- YOUR OBJECTIVE: Pull out each line of the records below that contains the word "CANCELAR", and copy every such line in full.

- TASK MATERIAL:
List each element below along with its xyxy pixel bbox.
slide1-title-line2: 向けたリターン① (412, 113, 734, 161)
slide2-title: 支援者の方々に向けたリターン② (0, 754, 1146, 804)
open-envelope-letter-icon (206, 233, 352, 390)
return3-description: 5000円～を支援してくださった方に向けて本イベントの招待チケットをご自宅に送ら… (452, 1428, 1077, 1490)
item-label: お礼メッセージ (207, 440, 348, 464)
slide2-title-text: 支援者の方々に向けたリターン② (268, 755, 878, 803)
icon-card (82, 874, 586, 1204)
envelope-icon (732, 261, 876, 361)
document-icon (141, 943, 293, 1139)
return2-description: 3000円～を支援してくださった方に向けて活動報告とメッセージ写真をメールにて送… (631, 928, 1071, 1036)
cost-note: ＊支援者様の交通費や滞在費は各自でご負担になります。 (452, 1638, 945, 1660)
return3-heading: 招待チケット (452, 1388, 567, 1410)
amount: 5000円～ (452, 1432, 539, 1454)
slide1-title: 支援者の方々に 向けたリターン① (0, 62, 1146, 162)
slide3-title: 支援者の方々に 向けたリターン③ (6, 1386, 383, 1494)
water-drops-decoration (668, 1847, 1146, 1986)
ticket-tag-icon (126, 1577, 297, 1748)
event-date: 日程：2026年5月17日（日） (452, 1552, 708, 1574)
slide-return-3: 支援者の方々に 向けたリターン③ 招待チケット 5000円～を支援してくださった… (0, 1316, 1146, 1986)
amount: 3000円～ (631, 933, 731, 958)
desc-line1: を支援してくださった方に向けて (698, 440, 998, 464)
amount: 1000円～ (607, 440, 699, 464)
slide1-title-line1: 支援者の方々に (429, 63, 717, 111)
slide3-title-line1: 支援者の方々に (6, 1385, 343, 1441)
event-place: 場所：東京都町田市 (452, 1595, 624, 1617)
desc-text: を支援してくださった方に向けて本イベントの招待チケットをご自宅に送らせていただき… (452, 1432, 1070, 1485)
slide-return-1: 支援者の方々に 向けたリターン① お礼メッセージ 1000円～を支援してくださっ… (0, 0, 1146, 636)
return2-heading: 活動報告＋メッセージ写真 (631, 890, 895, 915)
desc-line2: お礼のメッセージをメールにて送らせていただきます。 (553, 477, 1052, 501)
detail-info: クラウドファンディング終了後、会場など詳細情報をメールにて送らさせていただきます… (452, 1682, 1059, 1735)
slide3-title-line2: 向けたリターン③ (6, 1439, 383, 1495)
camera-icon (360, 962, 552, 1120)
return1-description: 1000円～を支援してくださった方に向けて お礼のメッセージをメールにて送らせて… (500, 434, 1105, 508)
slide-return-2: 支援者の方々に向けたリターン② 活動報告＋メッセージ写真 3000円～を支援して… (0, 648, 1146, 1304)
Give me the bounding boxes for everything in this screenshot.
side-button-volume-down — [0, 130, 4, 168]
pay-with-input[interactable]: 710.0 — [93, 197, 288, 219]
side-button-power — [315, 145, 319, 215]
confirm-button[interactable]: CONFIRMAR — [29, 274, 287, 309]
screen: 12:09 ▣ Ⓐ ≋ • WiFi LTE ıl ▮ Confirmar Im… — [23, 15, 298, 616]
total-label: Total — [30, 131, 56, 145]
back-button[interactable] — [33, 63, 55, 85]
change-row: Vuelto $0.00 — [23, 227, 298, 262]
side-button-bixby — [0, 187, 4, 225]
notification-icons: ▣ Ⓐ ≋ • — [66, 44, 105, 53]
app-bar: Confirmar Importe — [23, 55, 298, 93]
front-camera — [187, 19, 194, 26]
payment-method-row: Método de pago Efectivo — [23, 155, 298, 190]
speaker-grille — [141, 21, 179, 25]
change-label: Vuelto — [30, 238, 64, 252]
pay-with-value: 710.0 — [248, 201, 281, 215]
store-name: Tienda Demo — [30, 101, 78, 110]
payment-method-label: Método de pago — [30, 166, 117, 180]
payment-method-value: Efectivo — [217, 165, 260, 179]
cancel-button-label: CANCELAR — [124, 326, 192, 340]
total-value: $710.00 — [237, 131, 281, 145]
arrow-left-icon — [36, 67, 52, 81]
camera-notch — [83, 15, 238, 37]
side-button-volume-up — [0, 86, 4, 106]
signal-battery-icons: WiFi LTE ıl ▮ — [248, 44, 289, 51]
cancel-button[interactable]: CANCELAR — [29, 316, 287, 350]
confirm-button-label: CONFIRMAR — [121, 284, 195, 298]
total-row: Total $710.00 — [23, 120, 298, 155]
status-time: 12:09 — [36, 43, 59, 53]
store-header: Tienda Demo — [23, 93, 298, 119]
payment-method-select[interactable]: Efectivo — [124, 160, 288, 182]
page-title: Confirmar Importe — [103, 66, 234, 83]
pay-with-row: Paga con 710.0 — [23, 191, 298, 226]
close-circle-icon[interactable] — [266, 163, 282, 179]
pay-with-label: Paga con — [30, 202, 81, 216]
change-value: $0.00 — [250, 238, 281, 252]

- EXPECTED ANSWER:
cancel-button-label: CANCELAR — [124, 326, 192, 340]
cancel-button[interactable]: CANCELAR — [29, 316, 287, 350]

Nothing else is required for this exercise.